Exercise instructions.
Put every line of the records below into a JSON list of strings, one string per line, leaving out any blank lines.

____

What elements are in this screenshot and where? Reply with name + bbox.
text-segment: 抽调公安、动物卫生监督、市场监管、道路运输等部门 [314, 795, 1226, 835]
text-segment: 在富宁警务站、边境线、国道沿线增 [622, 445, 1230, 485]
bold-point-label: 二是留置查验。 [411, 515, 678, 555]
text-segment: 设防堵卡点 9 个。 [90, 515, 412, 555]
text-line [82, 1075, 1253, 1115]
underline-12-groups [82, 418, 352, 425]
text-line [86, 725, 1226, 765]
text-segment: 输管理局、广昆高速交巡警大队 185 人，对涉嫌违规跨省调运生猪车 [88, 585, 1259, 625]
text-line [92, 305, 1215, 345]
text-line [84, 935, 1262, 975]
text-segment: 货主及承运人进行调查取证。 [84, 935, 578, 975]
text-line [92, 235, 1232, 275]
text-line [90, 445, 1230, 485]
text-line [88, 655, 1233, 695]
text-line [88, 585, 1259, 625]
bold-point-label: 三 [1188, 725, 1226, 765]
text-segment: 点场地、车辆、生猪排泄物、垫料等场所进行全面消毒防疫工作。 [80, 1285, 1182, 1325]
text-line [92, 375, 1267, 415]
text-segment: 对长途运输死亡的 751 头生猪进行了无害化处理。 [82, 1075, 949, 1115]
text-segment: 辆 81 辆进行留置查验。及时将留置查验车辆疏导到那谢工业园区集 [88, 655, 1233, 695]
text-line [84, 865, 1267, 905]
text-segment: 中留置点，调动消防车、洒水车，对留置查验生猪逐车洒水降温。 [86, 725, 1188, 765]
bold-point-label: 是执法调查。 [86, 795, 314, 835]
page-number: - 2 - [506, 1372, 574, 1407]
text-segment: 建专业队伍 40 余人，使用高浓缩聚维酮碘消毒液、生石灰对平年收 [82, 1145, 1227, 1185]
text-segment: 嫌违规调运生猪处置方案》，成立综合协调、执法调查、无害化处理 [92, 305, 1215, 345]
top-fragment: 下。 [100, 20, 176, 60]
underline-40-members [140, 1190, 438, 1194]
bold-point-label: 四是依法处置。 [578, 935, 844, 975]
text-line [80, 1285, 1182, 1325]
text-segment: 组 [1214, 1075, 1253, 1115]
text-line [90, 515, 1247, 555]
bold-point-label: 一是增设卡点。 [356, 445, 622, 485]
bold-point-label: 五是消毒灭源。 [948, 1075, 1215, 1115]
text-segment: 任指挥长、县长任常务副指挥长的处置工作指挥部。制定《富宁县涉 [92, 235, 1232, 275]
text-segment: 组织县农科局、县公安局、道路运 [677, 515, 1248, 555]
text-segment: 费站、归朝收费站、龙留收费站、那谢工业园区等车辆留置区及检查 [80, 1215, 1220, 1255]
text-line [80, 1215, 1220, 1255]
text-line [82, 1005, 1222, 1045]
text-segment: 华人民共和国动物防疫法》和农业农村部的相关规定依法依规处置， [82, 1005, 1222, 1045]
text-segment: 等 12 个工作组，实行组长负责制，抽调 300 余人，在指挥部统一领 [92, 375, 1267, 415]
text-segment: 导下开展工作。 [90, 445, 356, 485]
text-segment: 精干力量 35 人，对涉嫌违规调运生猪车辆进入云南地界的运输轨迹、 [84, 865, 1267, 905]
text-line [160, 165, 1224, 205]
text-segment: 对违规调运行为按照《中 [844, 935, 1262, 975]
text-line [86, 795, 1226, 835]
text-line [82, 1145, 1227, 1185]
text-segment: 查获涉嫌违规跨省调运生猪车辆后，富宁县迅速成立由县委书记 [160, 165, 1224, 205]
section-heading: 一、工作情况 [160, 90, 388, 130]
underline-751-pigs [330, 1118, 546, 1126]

____

Correct output.
[
  "What elements are in this screenshot and where? Reply with name + bbox.",
  "text-segment: 抽调公安、动物卫生监督、市场监管、道路运输等部门 [314, 795, 1226, 835]",
  "text-segment: 在富宁警务站、边境线、国道沿线增 [622, 445, 1230, 485]",
  "bold-point-label: 二是留置查验。 [411, 515, 678, 555]",
  "text-segment: 设防堵卡点 9 个。 [90, 515, 412, 555]",
  "text-line [82, 1075, 1253, 1115]",
  "underline-12-groups [82, 418, 352, 425]",
  "text-line [86, 725, 1226, 765]",
  "text-segment: 输管理局、广昆高速交巡警大队 185 人，对涉嫌违规跨省调运生猪车 [88, 585, 1259, 625]",
  "text-line [92, 305, 1215, 345]",
  "text-line [84, 935, 1262, 975]",
  "text-segment: 货主及承运人进行调查取证。 [84, 935, 578, 975]",
  "text-line [92, 235, 1232, 275]",
  "text-line [90, 445, 1230, 485]",
  "text-line [88, 655, 1233, 695]",
  "text-line [88, 585, 1259, 625]",
  "bold-point-label: 三 [1188, 725, 1226, 765]",
  "text-segment: 点场地、车辆、生猪排泄物、垫料等场所进行全面消毒防疫工作。 [80, 1285, 1182, 1325]",
  "text-line [92, 375, 1267, 415]",
  "text-segment: 对长途运输死亡的 751 头生猪进行了无害化处理。 [82, 1075, 949, 1115]",
  "text-segment: 辆 81 辆进行留置查验。及时将留置查验车辆疏导到那谢工业园区集 [88, 655, 1233, 695]",
  "text-line [84, 865, 1267, 905]",
  "text-segment: 中留置点，调动消防车、洒水车，对留置查验生猪逐车洒水降温。 [86, 725, 1188, 765]",
  "bold-point-label: 是执法调查。 [86, 795, 314, 835]",
  "page-number: - 2 - [506, 1372, 574, 1407]",
  "text-segment: 建专业队伍 40 余人，使用高浓缩聚维酮碘消毒液、生石灰对平年收 [82, 1145, 1227, 1185]",
  "text-segment: 嫌违规调运生猪处置方案》，成立综合协调、执法调查、无害化处理 [92, 305, 1215, 345]",
  "top-fragment: 下。 [100, 20, 176, 60]",
  "underline-40-members [140, 1190, 438, 1194]",
  "bold-point-label: 四是依法处置。 [578, 935, 844, 975]",
  "text-line [80, 1285, 1182, 1325]",
  "text-segment: 组 [1214, 1075, 1253, 1115]",
  "text-line [90, 515, 1247, 555]",
  "bold-point-label: 一是增设卡点。 [356, 445, 622, 485]",
  "bold-point-label: 五是消毒灭源。 [948, 1075, 1215, 1115]",
  "text-segment: 任指挥长、县长任常务副指挥长的处置工作指挥部。制定《富宁县涉 [92, 235, 1232, 275]",
  "text-segment: 组织县农科局、县公安局、道路运 [677, 515, 1248, 555]",
  "text-segment: 费站、归朝收费站、龙留收费站、那谢工业园区等车辆留置区及检查 [80, 1215, 1220, 1255]",
  "text-line [80, 1215, 1220, 1255]",
  "text-line [82, 1005, 1222, 1045]",
  "text-segment: 华人民共和国动物防疫法》和农业农村部的相关规定依法依规处置， [82, 1005, 1222, 1045]",
  "text-segment: 等 12 个工作组，实行组长负责制，抽调 300 余人，在指挥部统一领 [92, 375, 1267, 415]",
  "text-segment: 导下开展工作。 [90, 445, 356, 485]",
  "text-segment: 精干力量 35 人，对涉嫌违规调运生猪车辆进入云南地界的运输轨迹、 [84, 865, 1267, 905]",
  "text-line [160, 165, 1224, 205]",
  "text-segment: 对违规调运行为按照《中 [844, 935, 1262, 975]",
  "text-line [86, 795, 1226, 835]",
  "text-line [82, 1145, 1227, 1185]",
  "text-segment: 查获涉嫌违规跨省调运生猪车辆后，富宁县迅速成立由县委书记 [160, 165, 1224, 205]",
  "section-heading: 一、工作情况 [160, 90, 388, 130]",
  "underline-751-pigs [330, 1118, 546, 1126]"
]